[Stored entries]
* * * * * * * * *
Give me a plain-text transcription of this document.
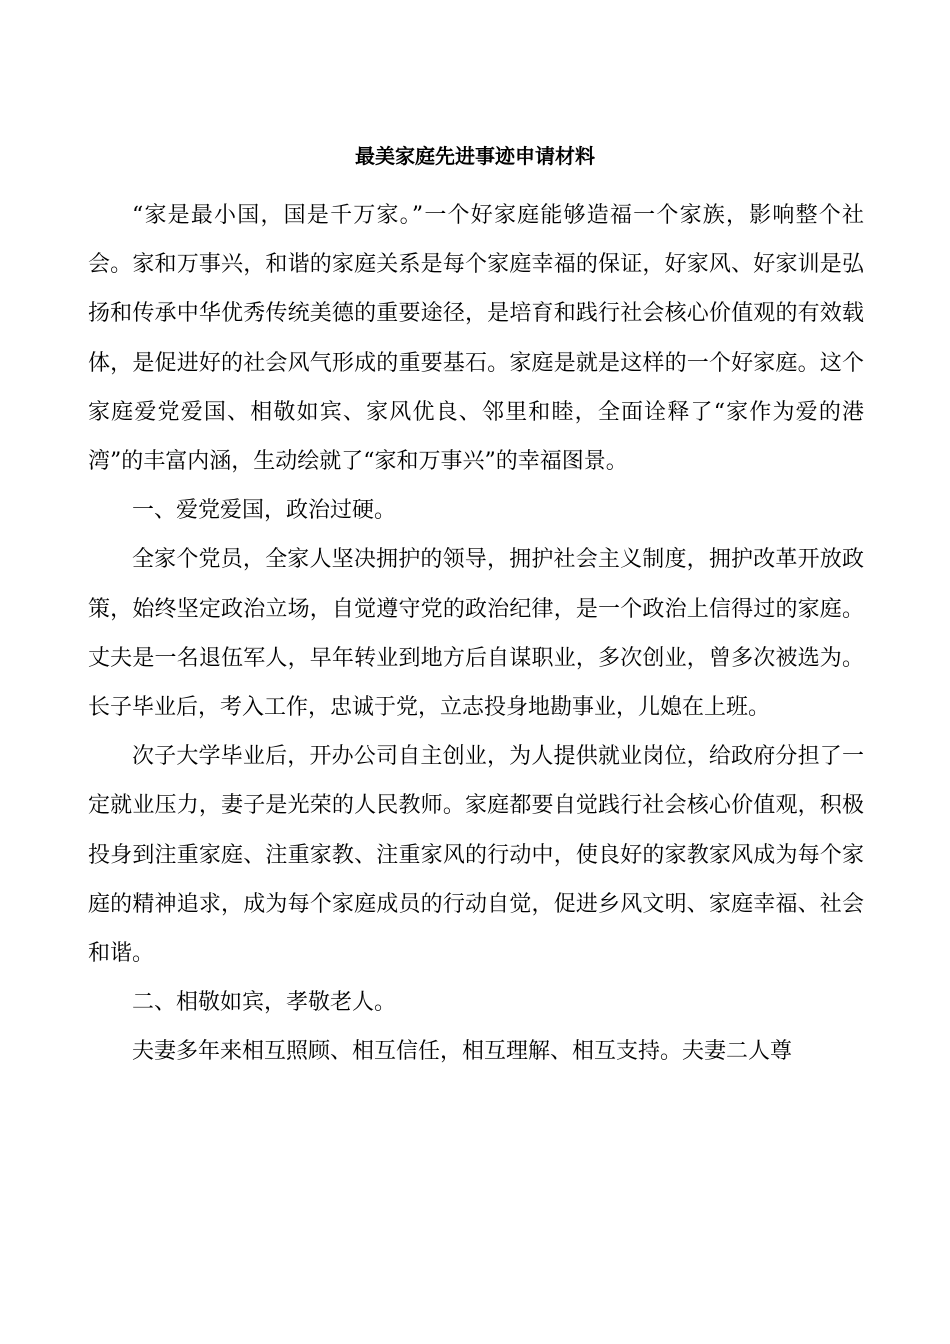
最美家庭先进事迹申请材料

“家是最小国，国是千万家。”一个好家庭能够造福一个家族，影响整个社会。家和万事兴，和谐的家庭关系是每个家庭幸福的保证，好家风、好家训是弘扬和传承中华优秀传统美德的重要途径，是培育和践行社会核心价值观的有效载体，是促进好的社会风气形成的重要基石。家庭是就是这样的一个好家庭。这个家庭爱党爱国、相敬如宾、家风优良、邻里和睦，全面诠释了“家作为爱的港湾”的丰富内涵，生动绘就了“家和万事兴”的幸福图景。

一、爱党爱国，政治过硬。

全家个党员，全家人坚决拥护的领导，拥护社会主义制度，拥护改革开放政策，始终坚定政治立场，自觉遵守党的政治纪律，是一个政治上信得过的家庭。丈夫是一名退伍军人，早年转业到地方后自谋职业，多次创业，曾多次被选为。长子毕业后，考入工作，忠诚于党，立志投身地勘事业，儿媳在上班。

次子大学毕业后，开办公司自主创业，为人提供就业岗位，给政府分担了一定就业压力，妻子是光荣的人民教师。家庭都要自觉践行社会核心价值观，积极投身到注重家庭、注重家教、注重家风的行动中，使良好的家教家风成为每个家庭的精神追求，成为每个家庭成员的行动自觉，促进乡风文明、家庭幸福、社会和谐。

二、相敬如宾，孝敬老人。

夫妻多年来相互照顾、相互信任，相互理解、相互支持。夫妻二人尊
* * * * * * * * *
Every entry above should be duplicated exactly. Do not include the images.

## Task answer
Give me a plain-text transcription of this document.
最美家庭先进事迹申请材料

“家是最小国，国是千万家。”一个好家庭能够造福一个家族，影响整个社会。家和万事兴，和谐的家庭关系是每个家庭幸福的保证，好家风、好家训是弘扬和传承中华优秀传统美德的重要途径，是培育和践行社会核心价值观的有效载体，是促进好的社会风气形成的重要基石。家庭是就是这样的一个好家庭。这个家庭爱党爱国、相敬如宾、家风优良、邻里和睦，全面诠释了“家作为爱的港湾”的丰富内涵，生动绘就了“家和万事兴”的幸福图景。

一、爱党爱国，政治过硬。

全家个党员，全家人坚决拥护的领导，拥护社会主义制度，拥护改革开放政策，始终坚定政治立场，自觉遵守党的政治纪律，是一个政治上信得过的家庭。丈夫是一名退伍军人，早年转业到地方后自谋职业，多次创业，曾多次被选为。长子毕业后，考入工作，忠诚于党，立志投身地勘事业，儿媳在上班。

次子大学毕业后，开办公司自主创业，为人提供就业岗位，给政府分担了一定就业压力，妻子是光荣的人民教师。家庭都要自觉践行社会核心价值观，积极投身到注重家庭、注重家教、注重家风的行动中，使良好的家教家风成为每个家庭的精神追求，成为每个家庭成员的行动自觉，促进乡风文明、家庭幸福、社会和谐。

二、相敬如宾，孝敬老人。

夫妻多年来相互照顾、相互信任，相互理解、相互支持。夫妻二人尊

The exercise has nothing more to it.